### [WHAT YOU HAVE TO DO]
Type the records out again in full, exactly.
[Start]
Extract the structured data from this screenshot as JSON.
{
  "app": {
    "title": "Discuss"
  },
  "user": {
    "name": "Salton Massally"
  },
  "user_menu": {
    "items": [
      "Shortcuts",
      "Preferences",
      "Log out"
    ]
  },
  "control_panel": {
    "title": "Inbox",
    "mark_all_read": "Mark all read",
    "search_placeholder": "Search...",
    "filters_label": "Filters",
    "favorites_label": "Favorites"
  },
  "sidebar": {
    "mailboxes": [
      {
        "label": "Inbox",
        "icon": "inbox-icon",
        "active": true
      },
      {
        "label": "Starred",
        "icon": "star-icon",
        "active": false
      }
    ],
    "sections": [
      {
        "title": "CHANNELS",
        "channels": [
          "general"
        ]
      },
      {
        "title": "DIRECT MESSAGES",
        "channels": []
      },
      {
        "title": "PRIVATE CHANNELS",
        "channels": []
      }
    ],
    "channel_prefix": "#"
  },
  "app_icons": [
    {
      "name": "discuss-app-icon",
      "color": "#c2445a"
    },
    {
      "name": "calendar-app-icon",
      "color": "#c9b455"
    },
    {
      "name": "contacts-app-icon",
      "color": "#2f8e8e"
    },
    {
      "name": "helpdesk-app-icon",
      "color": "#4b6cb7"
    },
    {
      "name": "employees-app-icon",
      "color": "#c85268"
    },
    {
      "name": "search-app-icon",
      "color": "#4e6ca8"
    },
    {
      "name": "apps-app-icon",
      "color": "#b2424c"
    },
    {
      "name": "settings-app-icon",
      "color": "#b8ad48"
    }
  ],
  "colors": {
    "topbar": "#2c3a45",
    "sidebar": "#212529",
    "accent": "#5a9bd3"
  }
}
[End]
### [ANSWER TO THIS TASK]
Extract the structured data from this screenshot as JSON.
{
  "app": {
    "title": "Discuss"
  },
  "user": {
    "name": "Salton Massally"
  },
  "user_menu": {
    "items": [
      "Shortcuts",
      "Preferences",
      "Log out"
    ]
  },
  "control_panel": {
    "title": "Inbox",
    "mark_all_read": "Mark all read",
    "search_placeholder": "Search...",
    "filters_label": "Filters",
    "favorites_label": "Favorites"
  },
  "sidebar": {
    "mailboxes": [
      {
        "label": "Inbox",
        "icon": "inbox-icon",
        "active": true
      },
      {
        "label": "Starred",
        "icon": "star-icon",
        "active": false
      }
    ],
    "sections": [
      {
        "title": "CHANNELS",
        "channels": [
          "general"
        ]
      },
      {
        "title": "DIRECT MESSAGES",
        "channels": []
      },
      {
        "title": "PRIVATE CHANNELS",
        "channels": []
      }
    ],
    "channel_prefix": "#"
  },
  "app_icons": [
    {
      "name": "discuss-app-icon",
      "color": "#c2445a"
    },
    {
      "name": "calendar-app-icon",
      "color": "#c9b455"
    },
    {
      "name": "contacts-app-icon",
      "color": "#2f8e8e"
    },
    {
      "name": "helpdesk-app-icon",
      "color": "#4b6cb7"
    },
    {
      "name": "employees-app-icon",
      "color": "#c85268"
    },
    {
      "name": "search-app-icon",
      "color": "#4e6ca8"
    },
    {
      "name": "apps-app-icon",
      "color": "#b2424c"
    },
    {
      "name": "settings-app-icon",
      "color": "#b8ad48"
    }
  ],
  "colors": {
    "topbar": "#2c3a45",
    "sidebar": "#212529",
    "accent": "#5a9bd3"
  }
}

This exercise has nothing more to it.